* [WORK TO BE COMPLETED]
Search the listing below for "this". Copy each matching line.

(Saved entries)
□ □ □ □ □

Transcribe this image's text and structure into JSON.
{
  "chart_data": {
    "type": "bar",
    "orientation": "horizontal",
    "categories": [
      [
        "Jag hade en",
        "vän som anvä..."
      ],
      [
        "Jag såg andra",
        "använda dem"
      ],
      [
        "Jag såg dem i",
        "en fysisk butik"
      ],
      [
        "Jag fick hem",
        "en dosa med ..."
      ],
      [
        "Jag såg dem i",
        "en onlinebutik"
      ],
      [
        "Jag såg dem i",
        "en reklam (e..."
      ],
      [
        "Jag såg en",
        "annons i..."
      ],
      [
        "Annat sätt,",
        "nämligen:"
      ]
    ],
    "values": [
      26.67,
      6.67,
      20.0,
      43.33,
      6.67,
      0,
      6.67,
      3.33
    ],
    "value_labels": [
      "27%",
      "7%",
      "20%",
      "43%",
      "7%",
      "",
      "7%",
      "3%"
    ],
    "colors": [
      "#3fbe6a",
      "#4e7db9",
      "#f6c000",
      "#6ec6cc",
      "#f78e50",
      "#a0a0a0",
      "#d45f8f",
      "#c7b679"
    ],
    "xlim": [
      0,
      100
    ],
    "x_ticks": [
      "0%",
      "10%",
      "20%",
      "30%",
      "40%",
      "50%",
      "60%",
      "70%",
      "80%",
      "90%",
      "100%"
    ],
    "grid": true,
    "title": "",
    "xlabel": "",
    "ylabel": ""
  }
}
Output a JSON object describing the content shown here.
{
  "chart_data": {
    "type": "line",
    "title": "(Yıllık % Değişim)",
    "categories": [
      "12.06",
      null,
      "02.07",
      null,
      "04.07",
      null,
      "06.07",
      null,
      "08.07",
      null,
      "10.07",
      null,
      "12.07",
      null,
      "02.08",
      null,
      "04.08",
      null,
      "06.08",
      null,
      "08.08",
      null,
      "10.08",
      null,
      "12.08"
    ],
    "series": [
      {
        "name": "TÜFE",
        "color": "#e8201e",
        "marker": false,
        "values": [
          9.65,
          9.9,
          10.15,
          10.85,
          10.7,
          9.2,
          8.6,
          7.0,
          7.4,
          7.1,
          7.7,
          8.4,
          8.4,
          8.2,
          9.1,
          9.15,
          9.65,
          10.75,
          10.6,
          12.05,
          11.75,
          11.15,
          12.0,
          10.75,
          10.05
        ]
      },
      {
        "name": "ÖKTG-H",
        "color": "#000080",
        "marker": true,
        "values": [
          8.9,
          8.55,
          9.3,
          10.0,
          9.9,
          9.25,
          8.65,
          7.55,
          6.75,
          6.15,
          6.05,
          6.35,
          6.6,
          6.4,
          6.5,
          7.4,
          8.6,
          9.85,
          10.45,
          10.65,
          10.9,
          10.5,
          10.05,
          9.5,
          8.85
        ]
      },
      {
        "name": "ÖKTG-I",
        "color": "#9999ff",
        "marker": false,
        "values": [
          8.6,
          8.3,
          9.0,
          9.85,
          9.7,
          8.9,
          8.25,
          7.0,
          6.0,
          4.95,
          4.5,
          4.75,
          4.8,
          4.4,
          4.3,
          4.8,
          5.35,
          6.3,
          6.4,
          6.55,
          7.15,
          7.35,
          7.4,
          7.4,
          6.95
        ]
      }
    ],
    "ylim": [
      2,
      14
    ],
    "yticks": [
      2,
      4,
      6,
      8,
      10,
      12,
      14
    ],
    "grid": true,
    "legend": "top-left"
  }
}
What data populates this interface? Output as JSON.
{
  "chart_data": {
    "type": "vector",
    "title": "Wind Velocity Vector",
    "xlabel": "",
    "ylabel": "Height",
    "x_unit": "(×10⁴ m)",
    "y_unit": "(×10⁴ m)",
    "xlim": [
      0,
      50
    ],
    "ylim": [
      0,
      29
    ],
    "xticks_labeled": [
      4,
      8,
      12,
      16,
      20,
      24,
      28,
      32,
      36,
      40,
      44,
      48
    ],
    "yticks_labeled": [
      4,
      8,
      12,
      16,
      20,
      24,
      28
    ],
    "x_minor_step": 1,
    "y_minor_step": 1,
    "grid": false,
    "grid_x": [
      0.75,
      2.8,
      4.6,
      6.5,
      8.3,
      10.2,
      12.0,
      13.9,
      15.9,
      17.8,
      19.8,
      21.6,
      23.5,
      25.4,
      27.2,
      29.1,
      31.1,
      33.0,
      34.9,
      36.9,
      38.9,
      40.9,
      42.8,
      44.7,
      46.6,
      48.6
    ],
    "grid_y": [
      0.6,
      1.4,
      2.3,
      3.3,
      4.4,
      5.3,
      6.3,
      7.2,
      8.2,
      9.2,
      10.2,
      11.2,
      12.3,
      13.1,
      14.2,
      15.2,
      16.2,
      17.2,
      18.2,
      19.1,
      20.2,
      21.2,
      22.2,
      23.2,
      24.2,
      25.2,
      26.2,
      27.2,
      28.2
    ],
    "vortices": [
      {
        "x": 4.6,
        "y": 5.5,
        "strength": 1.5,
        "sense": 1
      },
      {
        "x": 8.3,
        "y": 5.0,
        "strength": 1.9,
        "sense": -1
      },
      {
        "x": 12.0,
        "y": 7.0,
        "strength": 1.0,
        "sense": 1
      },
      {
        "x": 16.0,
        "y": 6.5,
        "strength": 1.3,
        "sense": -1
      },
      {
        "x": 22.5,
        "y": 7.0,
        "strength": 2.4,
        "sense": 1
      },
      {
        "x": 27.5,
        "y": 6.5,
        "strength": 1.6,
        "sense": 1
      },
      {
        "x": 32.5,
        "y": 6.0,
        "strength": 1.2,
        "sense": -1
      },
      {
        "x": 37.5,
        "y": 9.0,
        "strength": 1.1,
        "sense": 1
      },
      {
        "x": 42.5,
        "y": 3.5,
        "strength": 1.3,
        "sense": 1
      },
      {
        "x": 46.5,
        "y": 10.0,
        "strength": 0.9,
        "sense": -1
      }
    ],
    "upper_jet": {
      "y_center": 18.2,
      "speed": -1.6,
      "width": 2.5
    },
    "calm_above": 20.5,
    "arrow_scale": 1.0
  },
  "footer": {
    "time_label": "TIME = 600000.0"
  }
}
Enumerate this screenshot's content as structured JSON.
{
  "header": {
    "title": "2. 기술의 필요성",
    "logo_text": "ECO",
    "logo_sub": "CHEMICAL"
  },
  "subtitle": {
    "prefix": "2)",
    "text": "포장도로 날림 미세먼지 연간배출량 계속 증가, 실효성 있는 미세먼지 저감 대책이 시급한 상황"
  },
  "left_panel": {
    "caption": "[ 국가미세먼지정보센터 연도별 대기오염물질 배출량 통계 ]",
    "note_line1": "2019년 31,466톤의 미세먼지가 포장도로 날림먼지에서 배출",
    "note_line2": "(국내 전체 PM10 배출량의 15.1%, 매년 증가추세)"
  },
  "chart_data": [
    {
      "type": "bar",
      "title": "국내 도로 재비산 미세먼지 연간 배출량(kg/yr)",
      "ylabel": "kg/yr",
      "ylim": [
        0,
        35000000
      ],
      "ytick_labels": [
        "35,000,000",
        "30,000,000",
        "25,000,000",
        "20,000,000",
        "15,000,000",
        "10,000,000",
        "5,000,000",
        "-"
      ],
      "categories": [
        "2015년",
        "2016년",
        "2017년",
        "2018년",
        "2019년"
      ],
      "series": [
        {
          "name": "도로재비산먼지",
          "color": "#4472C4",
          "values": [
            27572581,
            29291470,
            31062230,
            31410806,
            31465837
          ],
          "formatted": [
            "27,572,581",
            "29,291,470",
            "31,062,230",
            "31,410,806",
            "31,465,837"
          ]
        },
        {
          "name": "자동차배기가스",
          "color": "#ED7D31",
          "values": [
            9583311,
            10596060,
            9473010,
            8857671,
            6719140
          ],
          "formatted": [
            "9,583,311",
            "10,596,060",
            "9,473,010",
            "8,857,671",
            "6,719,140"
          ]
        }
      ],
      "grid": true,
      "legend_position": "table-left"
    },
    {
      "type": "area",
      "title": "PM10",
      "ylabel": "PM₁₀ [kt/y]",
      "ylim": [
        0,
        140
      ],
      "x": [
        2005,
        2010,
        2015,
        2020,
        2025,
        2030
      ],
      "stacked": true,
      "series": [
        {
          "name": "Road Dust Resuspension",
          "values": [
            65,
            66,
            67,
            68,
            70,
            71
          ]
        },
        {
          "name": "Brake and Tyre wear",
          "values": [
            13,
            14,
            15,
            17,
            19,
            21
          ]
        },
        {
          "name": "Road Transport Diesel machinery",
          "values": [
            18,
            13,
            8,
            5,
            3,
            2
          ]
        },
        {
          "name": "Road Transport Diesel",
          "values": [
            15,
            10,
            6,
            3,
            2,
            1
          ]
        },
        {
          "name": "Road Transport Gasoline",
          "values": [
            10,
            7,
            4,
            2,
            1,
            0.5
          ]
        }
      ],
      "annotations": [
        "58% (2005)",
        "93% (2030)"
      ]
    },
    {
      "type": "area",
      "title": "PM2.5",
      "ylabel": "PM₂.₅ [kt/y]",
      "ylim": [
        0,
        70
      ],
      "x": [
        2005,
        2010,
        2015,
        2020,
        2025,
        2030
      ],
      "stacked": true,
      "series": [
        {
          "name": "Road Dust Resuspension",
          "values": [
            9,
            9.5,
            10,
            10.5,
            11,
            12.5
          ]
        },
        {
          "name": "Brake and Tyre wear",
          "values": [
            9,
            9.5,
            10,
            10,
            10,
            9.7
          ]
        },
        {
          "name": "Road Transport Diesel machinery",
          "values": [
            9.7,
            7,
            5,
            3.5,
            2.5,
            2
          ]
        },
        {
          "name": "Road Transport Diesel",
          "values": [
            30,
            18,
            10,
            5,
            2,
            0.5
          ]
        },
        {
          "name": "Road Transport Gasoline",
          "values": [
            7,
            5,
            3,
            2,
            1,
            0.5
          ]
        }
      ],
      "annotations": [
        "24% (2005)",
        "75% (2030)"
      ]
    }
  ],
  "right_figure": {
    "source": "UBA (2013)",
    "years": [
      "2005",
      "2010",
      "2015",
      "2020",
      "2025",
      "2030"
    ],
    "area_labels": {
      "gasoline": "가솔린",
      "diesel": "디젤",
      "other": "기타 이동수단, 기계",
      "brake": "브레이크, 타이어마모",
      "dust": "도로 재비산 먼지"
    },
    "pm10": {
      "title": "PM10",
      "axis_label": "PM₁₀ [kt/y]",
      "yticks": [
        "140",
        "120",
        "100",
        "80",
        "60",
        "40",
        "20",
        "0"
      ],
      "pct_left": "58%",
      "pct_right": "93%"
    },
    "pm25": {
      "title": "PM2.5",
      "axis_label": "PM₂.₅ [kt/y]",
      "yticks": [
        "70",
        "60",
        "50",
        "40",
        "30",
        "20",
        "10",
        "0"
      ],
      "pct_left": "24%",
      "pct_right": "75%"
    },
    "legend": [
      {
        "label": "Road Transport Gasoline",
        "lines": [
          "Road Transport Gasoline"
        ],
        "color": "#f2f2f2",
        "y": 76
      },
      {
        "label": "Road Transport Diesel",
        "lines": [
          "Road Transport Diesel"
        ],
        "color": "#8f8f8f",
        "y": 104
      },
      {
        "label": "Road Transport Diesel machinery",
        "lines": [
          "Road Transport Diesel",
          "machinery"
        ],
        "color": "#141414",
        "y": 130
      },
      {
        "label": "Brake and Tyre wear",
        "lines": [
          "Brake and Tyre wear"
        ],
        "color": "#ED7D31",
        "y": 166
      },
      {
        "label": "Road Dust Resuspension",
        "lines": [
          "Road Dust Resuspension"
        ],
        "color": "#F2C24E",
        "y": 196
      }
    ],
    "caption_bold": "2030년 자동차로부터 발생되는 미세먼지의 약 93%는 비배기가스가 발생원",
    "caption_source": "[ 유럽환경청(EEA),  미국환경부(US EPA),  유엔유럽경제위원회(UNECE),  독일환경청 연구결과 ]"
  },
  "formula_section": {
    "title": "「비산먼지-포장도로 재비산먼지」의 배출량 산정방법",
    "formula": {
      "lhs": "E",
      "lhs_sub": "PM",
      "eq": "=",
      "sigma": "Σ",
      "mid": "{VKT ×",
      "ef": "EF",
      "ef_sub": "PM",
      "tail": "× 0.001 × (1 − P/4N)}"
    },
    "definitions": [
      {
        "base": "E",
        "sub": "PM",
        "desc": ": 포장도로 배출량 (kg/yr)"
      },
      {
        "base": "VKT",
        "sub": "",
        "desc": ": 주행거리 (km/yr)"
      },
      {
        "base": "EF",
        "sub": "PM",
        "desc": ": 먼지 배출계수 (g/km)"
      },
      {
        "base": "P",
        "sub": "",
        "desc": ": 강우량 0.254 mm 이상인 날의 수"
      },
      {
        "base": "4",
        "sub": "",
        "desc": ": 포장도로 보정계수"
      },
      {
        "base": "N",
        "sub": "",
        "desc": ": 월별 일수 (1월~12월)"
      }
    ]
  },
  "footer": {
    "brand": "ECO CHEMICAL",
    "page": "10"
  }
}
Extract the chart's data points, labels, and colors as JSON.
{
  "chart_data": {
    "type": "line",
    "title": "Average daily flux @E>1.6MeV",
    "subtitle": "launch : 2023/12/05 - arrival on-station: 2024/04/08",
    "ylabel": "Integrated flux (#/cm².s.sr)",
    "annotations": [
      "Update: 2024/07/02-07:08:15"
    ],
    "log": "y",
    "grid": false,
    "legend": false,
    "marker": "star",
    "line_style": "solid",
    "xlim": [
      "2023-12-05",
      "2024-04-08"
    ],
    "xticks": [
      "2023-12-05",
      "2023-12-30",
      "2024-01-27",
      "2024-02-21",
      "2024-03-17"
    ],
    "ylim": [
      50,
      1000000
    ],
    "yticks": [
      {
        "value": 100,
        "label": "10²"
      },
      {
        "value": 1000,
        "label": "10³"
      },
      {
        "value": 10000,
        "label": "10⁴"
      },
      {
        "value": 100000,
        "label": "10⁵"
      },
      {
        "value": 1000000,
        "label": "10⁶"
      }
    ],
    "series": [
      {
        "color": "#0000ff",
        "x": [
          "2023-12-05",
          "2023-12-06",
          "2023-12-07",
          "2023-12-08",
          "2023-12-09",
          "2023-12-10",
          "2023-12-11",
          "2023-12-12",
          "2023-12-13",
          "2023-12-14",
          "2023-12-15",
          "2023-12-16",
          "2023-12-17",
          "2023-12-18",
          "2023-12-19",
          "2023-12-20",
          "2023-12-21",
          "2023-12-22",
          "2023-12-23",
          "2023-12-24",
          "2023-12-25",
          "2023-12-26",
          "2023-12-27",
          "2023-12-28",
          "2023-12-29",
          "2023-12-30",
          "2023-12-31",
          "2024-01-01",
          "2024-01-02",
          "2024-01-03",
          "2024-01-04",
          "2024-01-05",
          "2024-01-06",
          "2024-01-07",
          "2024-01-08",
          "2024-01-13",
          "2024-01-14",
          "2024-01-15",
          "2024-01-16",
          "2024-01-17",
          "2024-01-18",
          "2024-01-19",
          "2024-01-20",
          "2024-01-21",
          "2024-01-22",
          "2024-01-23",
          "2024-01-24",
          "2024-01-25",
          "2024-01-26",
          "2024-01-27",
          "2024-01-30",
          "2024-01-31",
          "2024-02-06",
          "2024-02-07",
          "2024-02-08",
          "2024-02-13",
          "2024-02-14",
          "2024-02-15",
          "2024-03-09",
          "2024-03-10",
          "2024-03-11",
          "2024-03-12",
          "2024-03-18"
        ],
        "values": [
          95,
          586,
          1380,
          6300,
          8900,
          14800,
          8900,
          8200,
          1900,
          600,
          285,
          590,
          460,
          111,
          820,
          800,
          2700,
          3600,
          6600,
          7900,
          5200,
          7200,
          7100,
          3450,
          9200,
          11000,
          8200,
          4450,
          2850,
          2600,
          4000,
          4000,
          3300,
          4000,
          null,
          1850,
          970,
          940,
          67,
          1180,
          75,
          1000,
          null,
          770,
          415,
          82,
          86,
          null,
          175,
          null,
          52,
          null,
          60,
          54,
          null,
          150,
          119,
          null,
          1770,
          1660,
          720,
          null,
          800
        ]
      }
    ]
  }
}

□ □ □ □ □

* [THE RESULT]
Transcribe this image's text and structure into JSON.
What data populates this interface? Output as JSON.
Enumerate this screenshot's content as structured JSON.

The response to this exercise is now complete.